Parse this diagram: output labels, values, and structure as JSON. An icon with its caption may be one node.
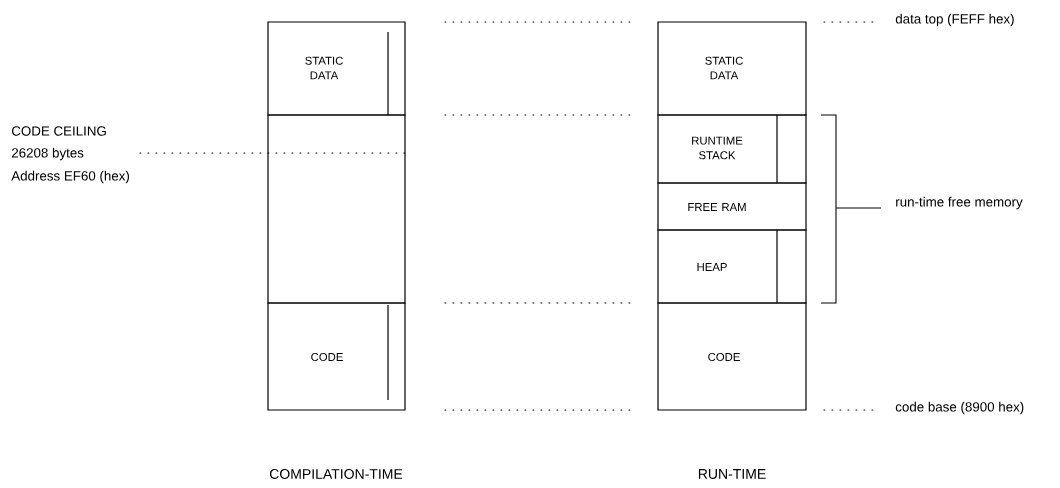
{
  "diagram": {
    "nodes": [
      {
        "text": [
          "STATIC DATA"
        ]
      },
      {
        "text": [],
        "shape": "box"
      },
      {
        "text": [
          "CODE"
        ]
      },
      {
        "text": [
          "STATIC DATA"
        ]
      },
      {
        "text": [
          "RUNTIME STACK"
        ]
      },
      {
        "text": [
          "FREE RAM"
        ]
      },
      {
        "text": [
          "HEAP"
        ]
      },
      {
        "text": [
          "CODE"
        ]
      }
    ],
    "labels": [
      "data top (FEFF hex)",
      "CODE CEILING",
      "26208 bytes",
      "Address EF60 (hex)",
      "run-time free memory",
      "code base (8900 hex)",
      "COMPILATION-TIME",
      "RUN-TIME"
    ]
  }
}
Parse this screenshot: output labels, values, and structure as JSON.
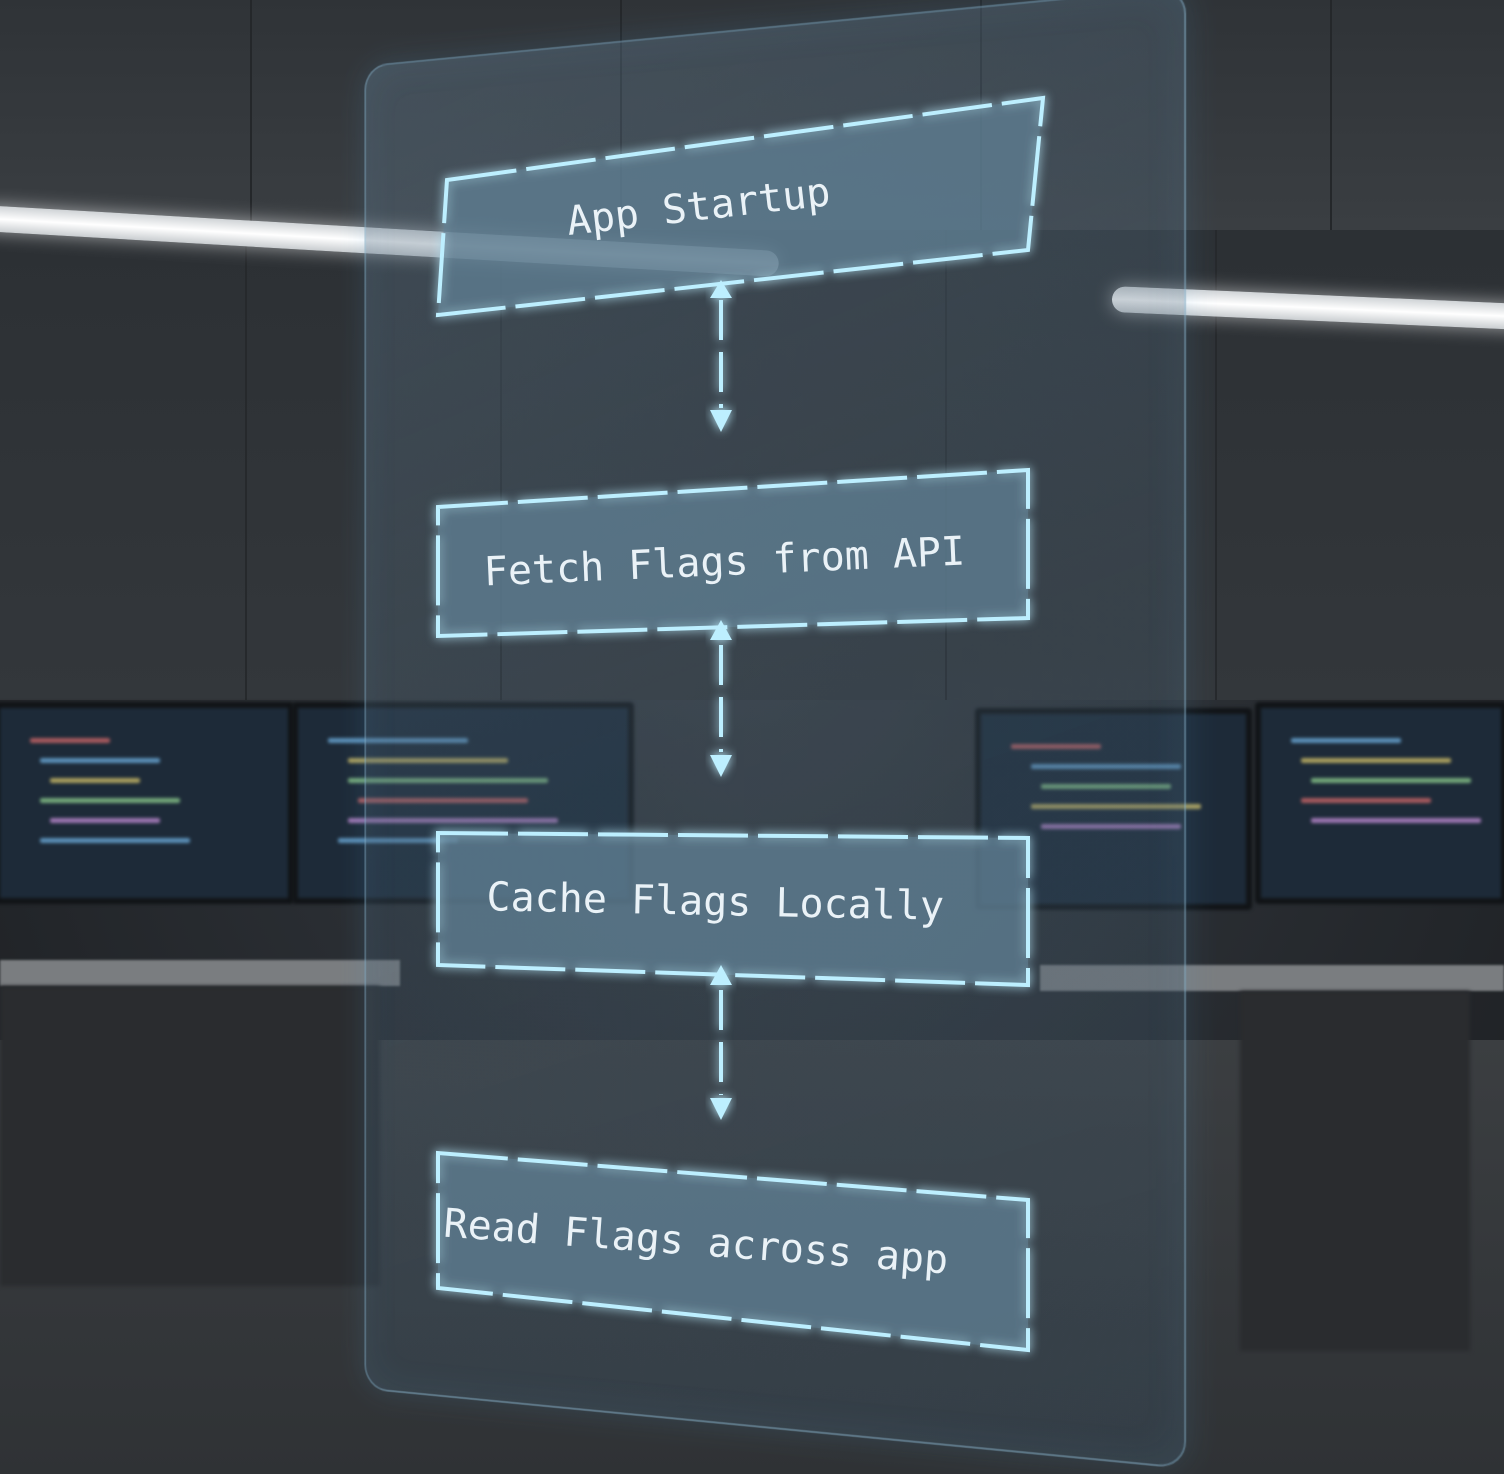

§ **Task objective**: Restate the full listing verbatim and drop every picture.

§ **Final answer**:
Parse this diagram: output labels, values, and structure as JSON. An icon with its caption may be one node.
{
  "diagram": {
    "nodes": [
      {
        "text": [
          "STATIC DATA"
        ]
      },
      {
        "text": [],
        "shape": "box"
      },
      {
        "text": [
          "CODE"
        ]
      },
      {
        "text": [
          "STATIC DATA"
        ]
      },
      {
        "text": [
          "RUNTIME STACK"
        ]
      },
      {
        "text": [
          "FREE RAM"
        ]
      },
      {
        "text": [
          "HEAP"
        ]
      },
      {
        "text": [
          "CODE"
        ]
      }
    ],
    "labels": [
      "data top (FEFF hex)",
      "CODE CEILING",
      "26208 bytes",
      "Address EF60 (hex)",
      "run-time free memory",
      "code base (8900 hex)",
      "COMPILATION-TIME",
      "RUN-TIME"
    ]
  }
}
Parse this screenshot: output labels, values, and structure as JSON.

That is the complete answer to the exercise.